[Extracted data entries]
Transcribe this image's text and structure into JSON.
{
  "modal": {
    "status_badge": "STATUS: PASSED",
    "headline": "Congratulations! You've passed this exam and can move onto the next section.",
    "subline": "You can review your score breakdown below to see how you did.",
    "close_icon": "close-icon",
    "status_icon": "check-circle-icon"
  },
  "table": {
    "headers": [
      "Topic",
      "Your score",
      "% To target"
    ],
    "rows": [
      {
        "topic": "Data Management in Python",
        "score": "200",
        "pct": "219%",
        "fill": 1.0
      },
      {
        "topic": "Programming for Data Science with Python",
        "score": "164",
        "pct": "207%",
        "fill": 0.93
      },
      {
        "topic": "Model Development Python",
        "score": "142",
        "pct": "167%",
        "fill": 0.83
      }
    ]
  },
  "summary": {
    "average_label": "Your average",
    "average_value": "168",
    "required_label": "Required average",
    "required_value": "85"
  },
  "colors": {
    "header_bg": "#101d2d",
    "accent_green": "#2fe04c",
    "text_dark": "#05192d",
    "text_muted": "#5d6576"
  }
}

▶ **The task**:
Say how many lines of the material contain the word "Python", with no other text.

▶ **Written answer**:
3